■ AIM OF THE EXERCISE ■
Take the listing and print it in full, exactly as given.

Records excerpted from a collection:
* START *

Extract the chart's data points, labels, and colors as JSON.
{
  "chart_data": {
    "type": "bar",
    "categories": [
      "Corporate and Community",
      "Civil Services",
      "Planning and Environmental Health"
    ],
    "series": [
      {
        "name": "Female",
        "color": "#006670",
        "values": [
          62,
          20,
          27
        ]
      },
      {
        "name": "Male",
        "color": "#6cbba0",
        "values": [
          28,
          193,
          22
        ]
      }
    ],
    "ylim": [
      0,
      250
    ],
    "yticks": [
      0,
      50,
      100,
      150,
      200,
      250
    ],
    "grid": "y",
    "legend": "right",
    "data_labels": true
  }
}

* END *

■ WRITTEN REPLY ■
Extract the chart's data points, labels, and colors as JSON.
{
  "chart_data": {
    "type": "bar",
    "categories": [
      "Corporate and Community",
      "Civil Services",
      "Planning and Environmental Health"
    ],
    "series": [
      {
        "name": "Female",
        "color": "#006670",
        "values": [
          62,
          20,
          27
        ]
      },
      {
        "name": "Male",
        "color": "#6cbba0",
        "values": [
          28,
          193,
          22
        ]
      }
    ],
    "ylim": [
      0,
      250
    ],
    "yticks": [
      0,
      50,
      100,
      150,
      200,
      250
    ],
    "grid": "y",
    "legend": "right",
    "data_labels": true
  }
}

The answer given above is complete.